START Records shown

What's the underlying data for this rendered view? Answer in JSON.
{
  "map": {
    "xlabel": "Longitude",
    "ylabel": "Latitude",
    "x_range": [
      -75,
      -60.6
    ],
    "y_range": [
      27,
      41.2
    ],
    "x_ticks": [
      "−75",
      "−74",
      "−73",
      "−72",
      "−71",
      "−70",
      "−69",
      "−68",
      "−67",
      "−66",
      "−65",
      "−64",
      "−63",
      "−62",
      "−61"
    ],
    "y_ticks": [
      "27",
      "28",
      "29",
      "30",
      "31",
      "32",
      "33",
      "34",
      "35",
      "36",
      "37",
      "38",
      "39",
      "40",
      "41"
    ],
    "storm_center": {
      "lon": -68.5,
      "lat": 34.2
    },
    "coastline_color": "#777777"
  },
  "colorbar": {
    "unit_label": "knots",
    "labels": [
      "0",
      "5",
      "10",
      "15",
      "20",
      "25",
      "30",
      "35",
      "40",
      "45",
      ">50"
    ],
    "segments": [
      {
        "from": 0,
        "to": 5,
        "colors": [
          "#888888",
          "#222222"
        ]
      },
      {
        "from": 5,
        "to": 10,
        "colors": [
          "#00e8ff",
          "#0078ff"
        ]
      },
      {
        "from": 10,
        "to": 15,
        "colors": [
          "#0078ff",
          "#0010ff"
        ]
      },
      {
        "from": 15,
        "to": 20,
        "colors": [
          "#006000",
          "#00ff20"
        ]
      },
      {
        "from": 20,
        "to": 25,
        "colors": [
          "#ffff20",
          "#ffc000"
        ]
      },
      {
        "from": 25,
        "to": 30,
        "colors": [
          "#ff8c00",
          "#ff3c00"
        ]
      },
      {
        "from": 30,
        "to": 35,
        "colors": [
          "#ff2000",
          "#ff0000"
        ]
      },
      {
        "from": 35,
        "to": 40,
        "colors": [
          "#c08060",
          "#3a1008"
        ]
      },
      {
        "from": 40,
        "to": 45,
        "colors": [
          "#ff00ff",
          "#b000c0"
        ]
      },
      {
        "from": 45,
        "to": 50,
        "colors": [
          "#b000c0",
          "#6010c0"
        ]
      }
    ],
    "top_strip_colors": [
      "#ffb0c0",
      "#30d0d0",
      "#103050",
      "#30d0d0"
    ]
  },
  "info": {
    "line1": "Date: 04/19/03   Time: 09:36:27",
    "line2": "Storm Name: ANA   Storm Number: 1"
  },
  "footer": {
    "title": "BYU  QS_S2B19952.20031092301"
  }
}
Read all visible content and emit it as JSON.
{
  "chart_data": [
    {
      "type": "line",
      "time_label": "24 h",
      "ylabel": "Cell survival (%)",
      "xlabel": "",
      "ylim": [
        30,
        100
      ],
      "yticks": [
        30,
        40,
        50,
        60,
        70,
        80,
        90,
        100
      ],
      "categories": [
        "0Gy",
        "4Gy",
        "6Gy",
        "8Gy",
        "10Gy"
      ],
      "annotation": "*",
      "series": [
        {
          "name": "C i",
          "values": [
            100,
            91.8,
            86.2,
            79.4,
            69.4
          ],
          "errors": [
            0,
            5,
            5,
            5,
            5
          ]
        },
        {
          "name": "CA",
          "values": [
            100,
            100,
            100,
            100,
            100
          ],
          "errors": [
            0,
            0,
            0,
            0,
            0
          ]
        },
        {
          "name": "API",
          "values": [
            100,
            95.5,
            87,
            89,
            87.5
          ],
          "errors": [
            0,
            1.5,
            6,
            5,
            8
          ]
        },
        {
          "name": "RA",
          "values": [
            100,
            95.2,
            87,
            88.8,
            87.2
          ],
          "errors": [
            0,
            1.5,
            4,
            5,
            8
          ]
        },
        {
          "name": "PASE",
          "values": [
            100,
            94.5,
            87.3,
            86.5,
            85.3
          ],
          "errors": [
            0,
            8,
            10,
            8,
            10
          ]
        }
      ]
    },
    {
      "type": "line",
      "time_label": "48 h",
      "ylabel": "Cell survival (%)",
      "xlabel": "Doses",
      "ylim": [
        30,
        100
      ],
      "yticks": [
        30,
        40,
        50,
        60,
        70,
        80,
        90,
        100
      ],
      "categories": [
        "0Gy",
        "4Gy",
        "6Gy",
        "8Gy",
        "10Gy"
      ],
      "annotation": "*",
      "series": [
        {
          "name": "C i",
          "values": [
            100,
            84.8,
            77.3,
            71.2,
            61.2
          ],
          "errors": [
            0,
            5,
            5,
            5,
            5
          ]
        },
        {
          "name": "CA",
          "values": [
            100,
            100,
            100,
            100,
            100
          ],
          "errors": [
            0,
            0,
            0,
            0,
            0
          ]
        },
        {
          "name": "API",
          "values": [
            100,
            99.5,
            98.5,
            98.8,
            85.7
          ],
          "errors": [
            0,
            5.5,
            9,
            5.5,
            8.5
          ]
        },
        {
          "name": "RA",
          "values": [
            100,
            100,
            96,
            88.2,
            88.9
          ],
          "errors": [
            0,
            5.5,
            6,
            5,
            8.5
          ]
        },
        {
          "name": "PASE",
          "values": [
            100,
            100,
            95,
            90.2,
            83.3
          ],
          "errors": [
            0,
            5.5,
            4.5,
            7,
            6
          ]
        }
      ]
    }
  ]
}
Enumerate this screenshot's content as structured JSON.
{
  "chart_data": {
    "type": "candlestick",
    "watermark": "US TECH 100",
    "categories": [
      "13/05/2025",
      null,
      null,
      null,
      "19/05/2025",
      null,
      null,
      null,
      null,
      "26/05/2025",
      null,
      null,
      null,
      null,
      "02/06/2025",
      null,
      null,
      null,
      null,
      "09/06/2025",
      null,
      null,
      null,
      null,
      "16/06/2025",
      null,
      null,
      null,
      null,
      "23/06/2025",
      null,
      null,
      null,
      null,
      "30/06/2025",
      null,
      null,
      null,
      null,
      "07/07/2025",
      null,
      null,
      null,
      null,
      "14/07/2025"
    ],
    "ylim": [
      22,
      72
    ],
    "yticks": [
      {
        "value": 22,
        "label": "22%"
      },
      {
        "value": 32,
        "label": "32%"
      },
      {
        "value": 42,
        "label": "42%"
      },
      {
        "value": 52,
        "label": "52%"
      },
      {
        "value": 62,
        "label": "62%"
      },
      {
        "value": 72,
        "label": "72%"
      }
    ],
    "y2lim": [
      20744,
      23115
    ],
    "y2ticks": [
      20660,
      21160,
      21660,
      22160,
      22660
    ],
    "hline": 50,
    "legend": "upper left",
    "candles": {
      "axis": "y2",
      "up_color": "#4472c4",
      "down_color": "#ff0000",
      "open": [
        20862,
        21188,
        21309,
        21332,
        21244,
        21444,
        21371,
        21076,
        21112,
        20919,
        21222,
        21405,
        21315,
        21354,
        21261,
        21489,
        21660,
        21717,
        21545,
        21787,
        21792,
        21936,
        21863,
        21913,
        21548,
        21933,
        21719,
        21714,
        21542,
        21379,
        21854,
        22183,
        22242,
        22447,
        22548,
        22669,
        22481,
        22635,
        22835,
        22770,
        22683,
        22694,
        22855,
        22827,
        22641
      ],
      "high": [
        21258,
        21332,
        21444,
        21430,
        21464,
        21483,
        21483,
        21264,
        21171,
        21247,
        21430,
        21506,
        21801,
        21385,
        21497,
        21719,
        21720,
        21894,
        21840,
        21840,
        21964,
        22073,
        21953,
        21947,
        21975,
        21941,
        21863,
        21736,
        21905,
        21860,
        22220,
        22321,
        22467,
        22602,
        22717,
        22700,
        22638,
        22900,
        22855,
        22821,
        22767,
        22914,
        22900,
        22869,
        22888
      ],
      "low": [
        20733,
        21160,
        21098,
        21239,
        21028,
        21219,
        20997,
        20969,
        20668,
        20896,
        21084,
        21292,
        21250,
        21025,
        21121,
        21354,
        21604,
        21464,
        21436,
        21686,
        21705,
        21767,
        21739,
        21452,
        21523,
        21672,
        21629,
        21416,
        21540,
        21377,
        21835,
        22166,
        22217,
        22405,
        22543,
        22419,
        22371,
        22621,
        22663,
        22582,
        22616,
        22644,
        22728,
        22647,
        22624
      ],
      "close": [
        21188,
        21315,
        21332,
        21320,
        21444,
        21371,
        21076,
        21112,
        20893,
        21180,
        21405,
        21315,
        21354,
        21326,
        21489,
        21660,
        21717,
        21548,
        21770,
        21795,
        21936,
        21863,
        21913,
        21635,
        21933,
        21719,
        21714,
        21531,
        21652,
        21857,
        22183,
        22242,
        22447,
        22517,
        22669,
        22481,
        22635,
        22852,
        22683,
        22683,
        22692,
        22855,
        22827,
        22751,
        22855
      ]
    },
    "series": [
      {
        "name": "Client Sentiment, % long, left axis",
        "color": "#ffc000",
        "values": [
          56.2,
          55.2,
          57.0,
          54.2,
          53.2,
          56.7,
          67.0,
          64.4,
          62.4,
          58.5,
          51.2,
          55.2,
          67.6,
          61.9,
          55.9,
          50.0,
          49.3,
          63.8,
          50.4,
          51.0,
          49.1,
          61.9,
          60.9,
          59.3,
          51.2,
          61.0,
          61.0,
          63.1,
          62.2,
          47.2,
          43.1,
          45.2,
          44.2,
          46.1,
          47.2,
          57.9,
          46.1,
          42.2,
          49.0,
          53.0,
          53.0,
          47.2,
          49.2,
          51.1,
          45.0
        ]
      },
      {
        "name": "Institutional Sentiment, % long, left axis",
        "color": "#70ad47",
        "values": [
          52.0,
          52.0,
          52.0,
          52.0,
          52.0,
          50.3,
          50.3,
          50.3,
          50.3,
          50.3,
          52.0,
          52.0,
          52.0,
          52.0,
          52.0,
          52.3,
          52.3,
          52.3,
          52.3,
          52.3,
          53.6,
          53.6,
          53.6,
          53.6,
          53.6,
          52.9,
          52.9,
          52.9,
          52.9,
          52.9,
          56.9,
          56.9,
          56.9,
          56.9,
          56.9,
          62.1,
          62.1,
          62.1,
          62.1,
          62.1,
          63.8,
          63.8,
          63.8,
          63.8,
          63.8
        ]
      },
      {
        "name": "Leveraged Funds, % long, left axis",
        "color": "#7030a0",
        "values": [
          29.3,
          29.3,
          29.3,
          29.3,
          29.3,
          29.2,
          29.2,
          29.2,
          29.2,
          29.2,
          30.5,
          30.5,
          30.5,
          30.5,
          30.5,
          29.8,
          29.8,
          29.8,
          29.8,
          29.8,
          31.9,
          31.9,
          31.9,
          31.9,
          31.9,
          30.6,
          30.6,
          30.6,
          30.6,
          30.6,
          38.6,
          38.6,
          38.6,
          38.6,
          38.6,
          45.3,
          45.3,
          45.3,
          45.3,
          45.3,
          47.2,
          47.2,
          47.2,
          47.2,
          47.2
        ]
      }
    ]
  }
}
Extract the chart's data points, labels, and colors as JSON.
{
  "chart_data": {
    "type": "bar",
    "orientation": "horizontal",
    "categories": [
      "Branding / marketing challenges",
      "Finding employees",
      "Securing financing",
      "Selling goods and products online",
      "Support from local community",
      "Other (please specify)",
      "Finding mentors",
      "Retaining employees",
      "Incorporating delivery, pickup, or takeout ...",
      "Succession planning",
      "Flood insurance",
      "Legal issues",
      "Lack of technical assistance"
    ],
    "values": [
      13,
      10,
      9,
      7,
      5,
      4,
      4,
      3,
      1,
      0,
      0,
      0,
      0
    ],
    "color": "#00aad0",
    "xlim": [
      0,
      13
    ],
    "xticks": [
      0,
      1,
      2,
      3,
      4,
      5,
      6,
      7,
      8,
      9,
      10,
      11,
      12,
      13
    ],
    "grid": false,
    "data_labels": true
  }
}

END Records shown

◆ **Exercise aim**: Pull out all lines of the data with the string "JSON".

◆ **Problem solution**:
What's the underlying data for this rendered view? Answer in JSON.
Read all visible content and emit it as JSON.
Enumerate this screenshot's content as structured JSON.
Extract the chart's data points, labels, and colors as JSON.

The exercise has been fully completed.